Each entry below must be repeated word for word.

....

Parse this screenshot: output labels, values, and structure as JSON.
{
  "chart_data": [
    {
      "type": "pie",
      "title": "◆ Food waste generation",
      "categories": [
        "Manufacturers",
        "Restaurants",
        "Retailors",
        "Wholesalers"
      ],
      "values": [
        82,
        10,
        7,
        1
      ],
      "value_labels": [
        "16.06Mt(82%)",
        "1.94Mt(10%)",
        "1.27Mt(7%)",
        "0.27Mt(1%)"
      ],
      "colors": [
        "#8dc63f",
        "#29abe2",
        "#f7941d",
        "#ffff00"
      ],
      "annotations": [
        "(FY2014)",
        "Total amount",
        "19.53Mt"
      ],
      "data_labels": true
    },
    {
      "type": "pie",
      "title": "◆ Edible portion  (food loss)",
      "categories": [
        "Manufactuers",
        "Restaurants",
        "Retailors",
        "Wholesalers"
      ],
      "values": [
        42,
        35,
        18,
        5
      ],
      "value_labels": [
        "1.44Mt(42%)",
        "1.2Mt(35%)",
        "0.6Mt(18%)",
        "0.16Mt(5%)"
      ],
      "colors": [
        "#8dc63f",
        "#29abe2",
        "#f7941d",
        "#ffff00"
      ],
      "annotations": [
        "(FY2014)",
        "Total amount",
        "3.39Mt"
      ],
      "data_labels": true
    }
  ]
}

....

§ **PROBLEM SOLUTION**
Parse this screenshot: output labels, values, and structure as JSON.
{
  "chart_data": [
    {
      "type": "pie",
      "title": "◆ Food waste generation",
      "categories": [
        "Manufacturers",
        "Restaurants",
        "Retailors",
        "Wholesalers"
      ],
      "values": [
        82,
        10,
        7,
        1
      ],
      "value_labels": [
        "16.06Mt(82%)",
        "1.94Mt(10%)",
        "1.27Mt(7%)",
        "0.27Mt(1%)"
      ],
      "colors": [
        "#8dc63f",
        "#29abe2",
        "#f7941d",
        "#ffff00"
      ],
      "annotations": [
        "(FY2014)",
        "Total amount",
        "19.53Mt"
      ],
      "data_labels": true
    },
    {
      "type": "pie",
      "title": "◆ Edible portion  (food loss)",
      "categories": [
        "Manufactuers",
        "Restaurants",
        "Retailors",
        "Wholesalers"
      ],
      "values": [
        42,
        35,
        18,
        5
      ],
      "value_labels": [
        "1.44Mt(42%)",
        "1.2Mt(35%)",
        "0.6Mt(18%)",
        "0.16Mt(5%)"
      ],
      "colors": [
        "#8dc63f",
        "#29abe2",
        "#f7941d",
        "#ffff00"
      ],
      "annotations": [
        "(FY2014)",
        "Total amount",
        "3.39Mt"
      ],
      "data_labels": true
    }
  ]
}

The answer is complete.